Your task is to transcribe the records exactly, skipping every image.

─── MATERIALS PROVIDED ───

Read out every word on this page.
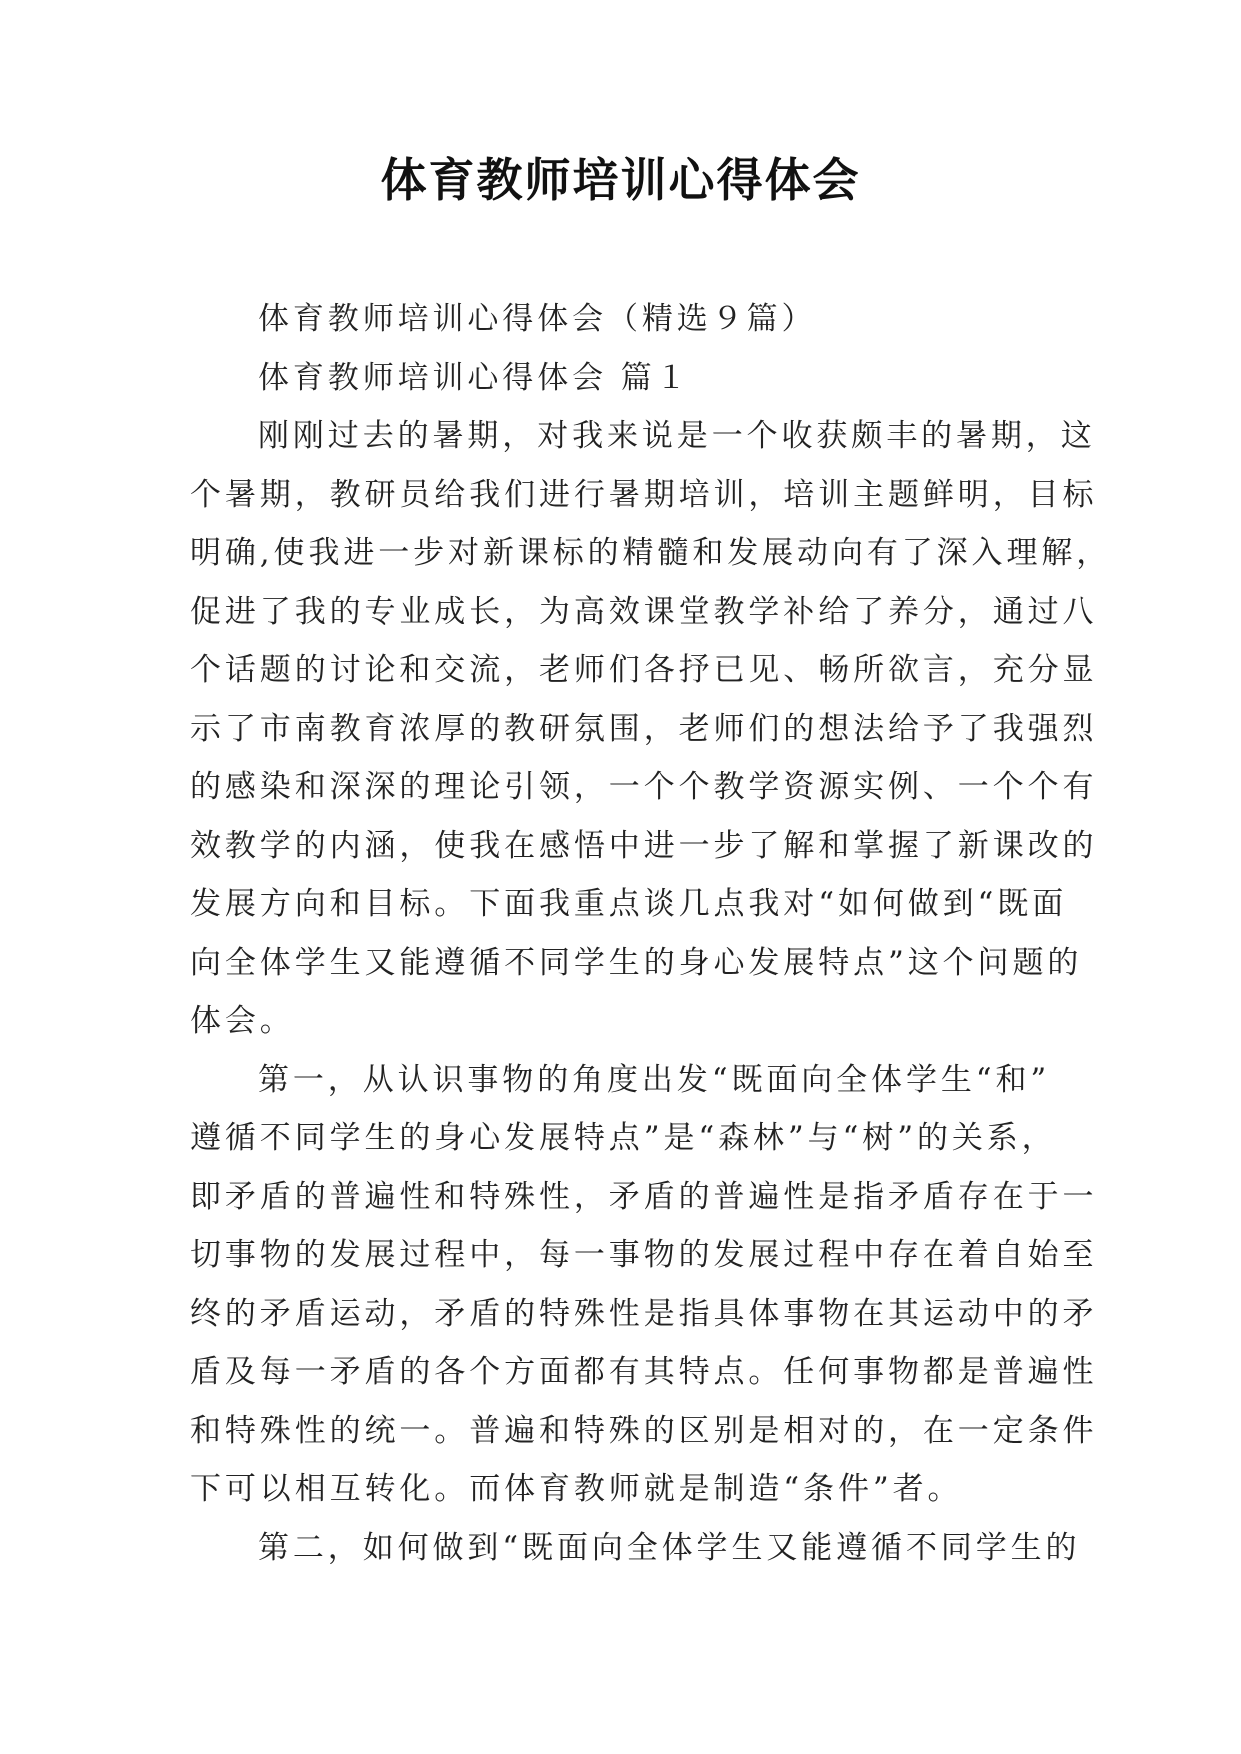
体育教师培训心得体会
体育教师培训心得体会（精选９篇）
体育教师培训心得体会 篇１
刚刚过去的暑期，对我来说是一个收获颇丰的暑期，这
个暑期，教研员给我们进行暑期培训，培训主题鲜明，目标
明确,使我进一步对新课标的精髓和发展动向有了深入理解，
促进了我的专业成长，为高效课堂教学补给了养分，通过八
个话题的讨论和交流，老师们各抒已见、畅所欲言，充分显
示了市南教育浓厚的教研氛围，老师们的想法给予了我强烈
的感染和深深的理论引领，一个个教学资源实例、一个个有
效教学的内涵，使我在感悟中进一步了解和掌握了新课改的
发展方向和目标。下面我重点谈几点我对“如何做到“既面
向全体学生又能遵循不同学生的身心发展特点”这个问题的
体会。
第一，从认识事物的角度出发“既面向全体学生“和”
遵循不同学生的身心发展特点”是“森林”与“树”的关系，
即矛盾的普遍性和特殊性，矛盾的普遍性是指矛盾存在于一
切事物的发展过程中，每一事物的发展过程中存在着自始至
终的矛盾运动，矛盾的特殊性是指具体事物在其运动中的矛
盾及每一矛盾的各个方面都有其特点。任何事物都是普遍性
和特殊性的统一。普遍和特殊的区别是相对的，在一定条件
下可以相互转化。而体育教师就是制造“条件”者。
第二，如何做到“既面向全体学生又能遵循不同学生的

───

* _SOLUTION TO THIS PROBLEM_
Read out every word on this page.
体育教师培训心得体会
体育教师培训心得体会（精选９篇）
体育教师培训心得体会 篇１
刚刚过去的暑期，对我来说是一个收获颇丰的暑期，这
个暑期，教研员给我们进行暑期培训，培训主题鲜明，目标
明确,使我进一步对新课标的精髓和发展动向有了深入理解，
促进了我的专业成长，为高效课堂教学补给了养分，通过八
个话题的讨论和交流，老师们各抒已见、畅所欲言，充分显
示了市南教育浓厚的教研氛围，老师们的想法给予了我强烈
的感染和深深的理论引领，一个个教学资源实例、一个个有
效教学的内涵，使我在感悟中进一步了解和掌握了新课改的
发展方向和目标。下面我重点谈几点我对“如何做到“既面
向全体学生又能遵循不同学生的身心发展特点”这个问题的
体会。
第一，从认识事物的角度出发“既面向全体学生“和”
遵循不同学生的身心发展特点”是“森林”与“树”的关系，
即矛盾的普遍性和特殊性，矛盾的普遍性是指矛盾存在于一
切事物的发展过程中，每一事物的发展过程中存在着自始至
终的矛盾运动，矛盾的特殊性是指具体事物在其运动中的矛
盾及每一矛盾的各个方面都有其特点。任何事物都是普遍性
和特殊性的统一。普遍和特殊的区别是相对的，在一定条件
下可以相互转化。而体育教师就是制造“条件”者。
第二，如何做到“既面向全体学生又能遵循不同学生的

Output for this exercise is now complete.